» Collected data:
· · ·

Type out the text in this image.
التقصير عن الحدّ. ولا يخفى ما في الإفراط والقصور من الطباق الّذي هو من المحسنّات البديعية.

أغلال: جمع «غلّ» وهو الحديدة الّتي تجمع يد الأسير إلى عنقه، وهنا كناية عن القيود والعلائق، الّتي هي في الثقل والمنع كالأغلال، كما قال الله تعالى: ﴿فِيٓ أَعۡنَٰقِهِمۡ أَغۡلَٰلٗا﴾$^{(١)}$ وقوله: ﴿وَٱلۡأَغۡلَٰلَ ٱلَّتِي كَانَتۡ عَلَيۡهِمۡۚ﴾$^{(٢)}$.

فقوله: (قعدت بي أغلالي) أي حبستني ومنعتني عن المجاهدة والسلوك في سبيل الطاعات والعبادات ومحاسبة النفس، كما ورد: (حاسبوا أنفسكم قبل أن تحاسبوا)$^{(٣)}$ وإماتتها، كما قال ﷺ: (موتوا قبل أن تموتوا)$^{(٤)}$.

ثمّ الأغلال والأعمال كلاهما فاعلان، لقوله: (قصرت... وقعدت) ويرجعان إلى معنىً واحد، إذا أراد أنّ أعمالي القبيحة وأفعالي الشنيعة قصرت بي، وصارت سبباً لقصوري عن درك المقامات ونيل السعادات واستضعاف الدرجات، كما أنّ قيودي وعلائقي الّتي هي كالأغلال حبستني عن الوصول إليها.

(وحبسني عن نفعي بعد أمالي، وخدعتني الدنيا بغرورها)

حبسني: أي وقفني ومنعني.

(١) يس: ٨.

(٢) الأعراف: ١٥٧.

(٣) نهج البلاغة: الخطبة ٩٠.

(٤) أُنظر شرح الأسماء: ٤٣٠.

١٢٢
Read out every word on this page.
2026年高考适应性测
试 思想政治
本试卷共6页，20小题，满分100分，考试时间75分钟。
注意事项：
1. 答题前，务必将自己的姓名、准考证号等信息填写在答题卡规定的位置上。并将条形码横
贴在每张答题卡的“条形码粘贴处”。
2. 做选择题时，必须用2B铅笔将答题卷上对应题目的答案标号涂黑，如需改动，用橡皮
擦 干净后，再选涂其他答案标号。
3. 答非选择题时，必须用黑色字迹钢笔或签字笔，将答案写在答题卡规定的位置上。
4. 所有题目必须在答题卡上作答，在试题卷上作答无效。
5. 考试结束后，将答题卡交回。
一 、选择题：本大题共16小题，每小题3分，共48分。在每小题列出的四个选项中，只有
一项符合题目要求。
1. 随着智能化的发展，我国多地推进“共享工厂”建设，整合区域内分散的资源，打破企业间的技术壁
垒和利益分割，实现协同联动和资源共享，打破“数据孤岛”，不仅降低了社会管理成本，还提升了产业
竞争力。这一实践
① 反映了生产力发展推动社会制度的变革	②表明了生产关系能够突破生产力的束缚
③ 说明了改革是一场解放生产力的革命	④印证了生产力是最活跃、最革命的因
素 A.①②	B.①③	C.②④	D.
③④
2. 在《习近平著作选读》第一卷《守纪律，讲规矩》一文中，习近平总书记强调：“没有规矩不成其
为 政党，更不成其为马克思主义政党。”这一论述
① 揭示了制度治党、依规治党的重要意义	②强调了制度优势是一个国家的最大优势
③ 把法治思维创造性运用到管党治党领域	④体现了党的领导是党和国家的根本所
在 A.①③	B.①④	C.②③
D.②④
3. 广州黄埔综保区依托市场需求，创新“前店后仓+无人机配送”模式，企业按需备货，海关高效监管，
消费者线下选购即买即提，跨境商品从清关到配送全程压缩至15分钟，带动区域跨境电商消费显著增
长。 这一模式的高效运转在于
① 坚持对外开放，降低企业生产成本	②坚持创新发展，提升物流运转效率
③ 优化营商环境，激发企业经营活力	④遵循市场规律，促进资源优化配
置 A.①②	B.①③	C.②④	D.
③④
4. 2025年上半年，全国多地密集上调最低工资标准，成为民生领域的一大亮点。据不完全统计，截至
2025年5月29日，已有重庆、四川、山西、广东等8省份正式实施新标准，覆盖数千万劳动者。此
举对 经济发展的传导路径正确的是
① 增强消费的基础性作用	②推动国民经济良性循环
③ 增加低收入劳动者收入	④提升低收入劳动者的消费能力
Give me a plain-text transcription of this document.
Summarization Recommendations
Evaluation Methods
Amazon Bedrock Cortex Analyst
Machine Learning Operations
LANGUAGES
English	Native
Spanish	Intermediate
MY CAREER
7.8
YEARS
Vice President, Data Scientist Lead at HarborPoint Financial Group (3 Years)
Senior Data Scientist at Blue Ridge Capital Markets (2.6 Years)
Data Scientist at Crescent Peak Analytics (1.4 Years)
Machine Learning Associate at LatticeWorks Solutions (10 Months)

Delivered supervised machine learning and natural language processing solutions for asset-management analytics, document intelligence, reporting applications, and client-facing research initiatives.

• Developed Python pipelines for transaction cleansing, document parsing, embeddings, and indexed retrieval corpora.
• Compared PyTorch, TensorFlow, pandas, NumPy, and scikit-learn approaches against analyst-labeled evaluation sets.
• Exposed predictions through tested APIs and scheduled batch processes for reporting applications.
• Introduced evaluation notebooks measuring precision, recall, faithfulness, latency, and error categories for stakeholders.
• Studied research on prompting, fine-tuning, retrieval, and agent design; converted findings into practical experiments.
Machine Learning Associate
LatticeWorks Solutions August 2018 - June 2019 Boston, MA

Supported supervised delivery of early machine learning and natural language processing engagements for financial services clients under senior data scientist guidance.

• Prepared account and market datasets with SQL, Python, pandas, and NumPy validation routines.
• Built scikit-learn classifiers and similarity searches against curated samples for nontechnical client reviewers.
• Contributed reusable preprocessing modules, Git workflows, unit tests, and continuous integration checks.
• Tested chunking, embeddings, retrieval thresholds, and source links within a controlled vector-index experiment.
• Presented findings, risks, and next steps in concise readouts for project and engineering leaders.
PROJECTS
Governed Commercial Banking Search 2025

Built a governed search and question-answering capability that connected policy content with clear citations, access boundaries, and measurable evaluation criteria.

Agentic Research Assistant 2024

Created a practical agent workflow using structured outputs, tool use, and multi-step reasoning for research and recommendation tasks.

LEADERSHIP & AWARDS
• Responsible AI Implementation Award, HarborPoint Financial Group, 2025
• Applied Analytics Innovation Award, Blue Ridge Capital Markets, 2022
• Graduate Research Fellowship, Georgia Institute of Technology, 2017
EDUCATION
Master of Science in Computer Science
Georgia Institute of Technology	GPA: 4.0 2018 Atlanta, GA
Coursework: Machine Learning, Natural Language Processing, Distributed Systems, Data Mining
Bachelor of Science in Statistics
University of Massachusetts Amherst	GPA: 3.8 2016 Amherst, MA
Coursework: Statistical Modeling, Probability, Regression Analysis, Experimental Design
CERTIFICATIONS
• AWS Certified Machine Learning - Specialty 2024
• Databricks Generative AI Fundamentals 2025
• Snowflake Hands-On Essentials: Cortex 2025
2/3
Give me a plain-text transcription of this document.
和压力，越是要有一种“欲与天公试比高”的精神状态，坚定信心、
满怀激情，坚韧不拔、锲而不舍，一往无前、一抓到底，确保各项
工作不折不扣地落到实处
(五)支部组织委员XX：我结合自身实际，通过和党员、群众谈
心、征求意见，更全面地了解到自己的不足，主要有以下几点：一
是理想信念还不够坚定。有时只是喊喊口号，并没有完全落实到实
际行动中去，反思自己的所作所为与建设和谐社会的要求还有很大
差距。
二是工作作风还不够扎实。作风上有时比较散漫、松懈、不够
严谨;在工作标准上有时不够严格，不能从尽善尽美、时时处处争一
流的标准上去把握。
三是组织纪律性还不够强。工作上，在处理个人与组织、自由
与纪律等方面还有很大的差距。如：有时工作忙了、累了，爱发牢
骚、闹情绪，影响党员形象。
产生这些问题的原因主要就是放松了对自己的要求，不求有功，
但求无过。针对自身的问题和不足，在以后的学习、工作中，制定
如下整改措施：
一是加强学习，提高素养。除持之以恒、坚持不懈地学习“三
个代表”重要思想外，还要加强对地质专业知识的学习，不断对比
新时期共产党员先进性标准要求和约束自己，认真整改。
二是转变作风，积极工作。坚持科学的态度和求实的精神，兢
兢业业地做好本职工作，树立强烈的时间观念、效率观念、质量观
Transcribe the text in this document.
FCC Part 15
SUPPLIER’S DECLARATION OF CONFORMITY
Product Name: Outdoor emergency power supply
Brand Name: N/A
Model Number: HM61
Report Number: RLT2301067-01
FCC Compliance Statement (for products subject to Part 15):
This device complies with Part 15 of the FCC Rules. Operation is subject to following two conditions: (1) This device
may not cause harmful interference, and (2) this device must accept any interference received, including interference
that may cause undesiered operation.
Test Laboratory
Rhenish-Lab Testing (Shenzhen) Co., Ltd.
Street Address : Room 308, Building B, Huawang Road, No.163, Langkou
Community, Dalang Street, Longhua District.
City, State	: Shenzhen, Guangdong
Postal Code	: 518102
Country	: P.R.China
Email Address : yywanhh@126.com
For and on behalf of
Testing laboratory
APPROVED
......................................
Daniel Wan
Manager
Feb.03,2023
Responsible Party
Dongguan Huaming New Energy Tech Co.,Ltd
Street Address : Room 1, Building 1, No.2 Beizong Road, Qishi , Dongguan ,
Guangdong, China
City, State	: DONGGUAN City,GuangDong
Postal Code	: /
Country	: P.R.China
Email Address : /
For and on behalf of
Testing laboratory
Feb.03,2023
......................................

· · ·

» Task instructions:
Write the lines out verbatim, from the one with "Transcribe the text in this document." through the last line of the entries, and stop there.

» Solution to the problem:
Transcribe the text in this document.
FCC Part 15
SUPPLIER’S DECLARATION OF CONFORMITY
Product Name: Outdoor emergency power supply
Brand Name: N/A
Model Number: HM61
Report Number: RLT2301067-01
FCC Compliance Statement (for products subject to Part 15):
This device complies with Part 15 of the FCC Rules. Operation is subject to following two conditions: (1) This device
may not cause harmful interference, and (2) this device must accept any interference received, including interference
that may cause undesiered operation.
Test Laboratory
Rhenish-Lab Testing (Shenzhen) Co., Ltd.
Street Address : Room 308, Building B, Huawang Road, No.163, Langkou
Community, Dalang Street, Longhua District.
City, State	: Shenzhen, Guangdong
Postal Code	: 518102
Country	: P.R.China
Email Address : yywanhh@126.com
For and on behalf of
Testing laboratory
APPROVED
......................................
Daniel Wan
Manager
Feb.03,2023
Responsible Party
Dongguan Huaming New Energy Tech Co.,Ltd
Street Address : Room 1, Building 1, No.2 Beizong Road, Qishi , Dongguan ,
Guangdong, China
City, State	: DONGGUAN City,GuangDong
Postal Code	: /
Country	: P.R.China
Email Address : /
For and on behalf of
Testing laboratory
Feb.03,2023
......................................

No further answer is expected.